**WRITTEN TASK**
Your answer should be one number: the count of lines in these entries that hold the word "Africa".

**PROVIDED RECORDS**

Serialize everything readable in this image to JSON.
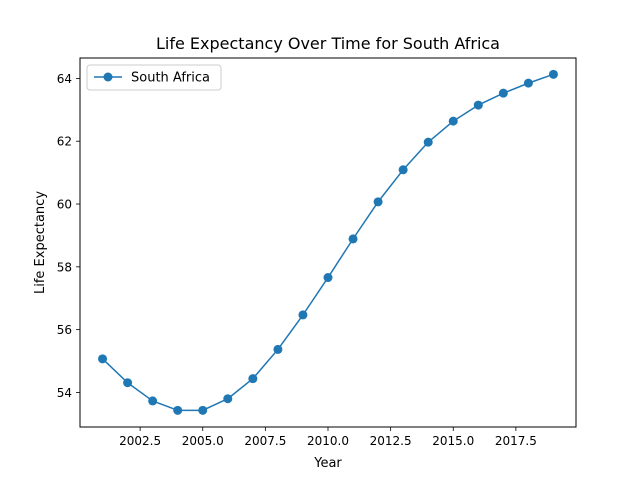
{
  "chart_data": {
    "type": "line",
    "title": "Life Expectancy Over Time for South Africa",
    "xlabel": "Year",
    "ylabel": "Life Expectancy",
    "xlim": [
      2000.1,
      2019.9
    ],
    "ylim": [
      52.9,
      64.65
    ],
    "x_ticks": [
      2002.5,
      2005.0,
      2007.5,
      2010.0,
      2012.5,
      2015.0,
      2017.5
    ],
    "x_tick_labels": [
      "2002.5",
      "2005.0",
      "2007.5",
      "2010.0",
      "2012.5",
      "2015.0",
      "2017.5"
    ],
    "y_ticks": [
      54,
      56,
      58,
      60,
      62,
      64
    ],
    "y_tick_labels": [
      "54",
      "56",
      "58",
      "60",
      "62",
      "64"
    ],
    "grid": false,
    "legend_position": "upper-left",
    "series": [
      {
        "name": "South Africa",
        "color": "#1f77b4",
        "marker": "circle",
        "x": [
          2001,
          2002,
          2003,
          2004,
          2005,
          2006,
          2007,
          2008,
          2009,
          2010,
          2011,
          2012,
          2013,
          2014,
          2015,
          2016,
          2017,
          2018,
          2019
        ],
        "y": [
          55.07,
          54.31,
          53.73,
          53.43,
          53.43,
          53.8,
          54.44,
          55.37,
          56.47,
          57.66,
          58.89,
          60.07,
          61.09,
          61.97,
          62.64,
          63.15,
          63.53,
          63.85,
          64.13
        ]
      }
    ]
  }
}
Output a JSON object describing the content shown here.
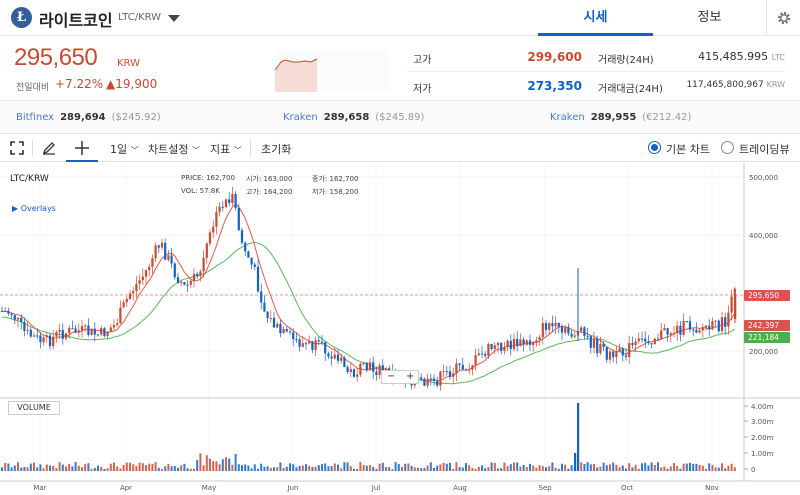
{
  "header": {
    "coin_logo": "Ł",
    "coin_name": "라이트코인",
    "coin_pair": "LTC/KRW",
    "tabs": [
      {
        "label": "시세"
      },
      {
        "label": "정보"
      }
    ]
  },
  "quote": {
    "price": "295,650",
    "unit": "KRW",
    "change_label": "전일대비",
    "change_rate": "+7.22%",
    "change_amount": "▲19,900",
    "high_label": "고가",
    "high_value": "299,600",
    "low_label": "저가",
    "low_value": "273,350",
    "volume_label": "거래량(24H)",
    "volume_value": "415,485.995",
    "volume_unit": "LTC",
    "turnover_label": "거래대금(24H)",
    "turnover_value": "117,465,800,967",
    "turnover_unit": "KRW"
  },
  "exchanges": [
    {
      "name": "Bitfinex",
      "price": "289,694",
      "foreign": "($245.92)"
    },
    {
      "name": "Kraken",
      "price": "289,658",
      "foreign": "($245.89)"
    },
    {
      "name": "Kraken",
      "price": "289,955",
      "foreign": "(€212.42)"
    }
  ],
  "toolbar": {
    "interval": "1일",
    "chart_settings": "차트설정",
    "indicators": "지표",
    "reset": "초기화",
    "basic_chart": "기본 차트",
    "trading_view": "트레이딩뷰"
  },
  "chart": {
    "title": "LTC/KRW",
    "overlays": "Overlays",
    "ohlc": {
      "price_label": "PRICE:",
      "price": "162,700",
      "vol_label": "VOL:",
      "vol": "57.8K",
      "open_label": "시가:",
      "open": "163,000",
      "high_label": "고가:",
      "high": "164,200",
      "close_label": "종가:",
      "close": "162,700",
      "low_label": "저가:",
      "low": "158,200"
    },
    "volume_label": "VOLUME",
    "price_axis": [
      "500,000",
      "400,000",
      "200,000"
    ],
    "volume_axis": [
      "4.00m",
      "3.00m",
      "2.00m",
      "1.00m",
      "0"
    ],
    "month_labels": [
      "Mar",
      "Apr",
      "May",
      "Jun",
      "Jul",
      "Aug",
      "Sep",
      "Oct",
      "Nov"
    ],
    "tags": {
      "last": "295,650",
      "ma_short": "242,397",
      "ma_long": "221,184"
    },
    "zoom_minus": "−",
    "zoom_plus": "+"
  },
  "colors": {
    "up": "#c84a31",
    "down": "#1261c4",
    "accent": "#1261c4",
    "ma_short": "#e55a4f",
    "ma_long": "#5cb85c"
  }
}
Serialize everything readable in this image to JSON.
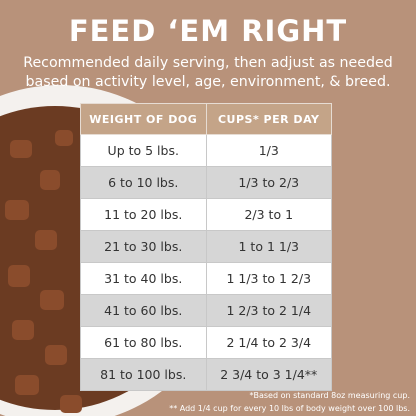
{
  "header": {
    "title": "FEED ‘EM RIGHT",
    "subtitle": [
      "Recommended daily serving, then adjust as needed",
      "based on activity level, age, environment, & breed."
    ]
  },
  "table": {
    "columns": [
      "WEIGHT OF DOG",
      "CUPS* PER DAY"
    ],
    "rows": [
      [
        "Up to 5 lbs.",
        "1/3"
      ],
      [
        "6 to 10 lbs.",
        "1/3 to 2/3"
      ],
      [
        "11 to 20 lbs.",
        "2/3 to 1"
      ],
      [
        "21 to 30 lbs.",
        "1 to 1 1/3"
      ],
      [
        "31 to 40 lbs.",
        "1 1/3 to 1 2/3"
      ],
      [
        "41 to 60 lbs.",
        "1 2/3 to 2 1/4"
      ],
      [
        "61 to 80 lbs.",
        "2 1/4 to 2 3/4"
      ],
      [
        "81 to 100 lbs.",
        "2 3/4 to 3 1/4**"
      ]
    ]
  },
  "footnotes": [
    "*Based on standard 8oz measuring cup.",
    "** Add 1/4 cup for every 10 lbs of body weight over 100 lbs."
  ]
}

**ANSWER TO THIS EXERCISE**
2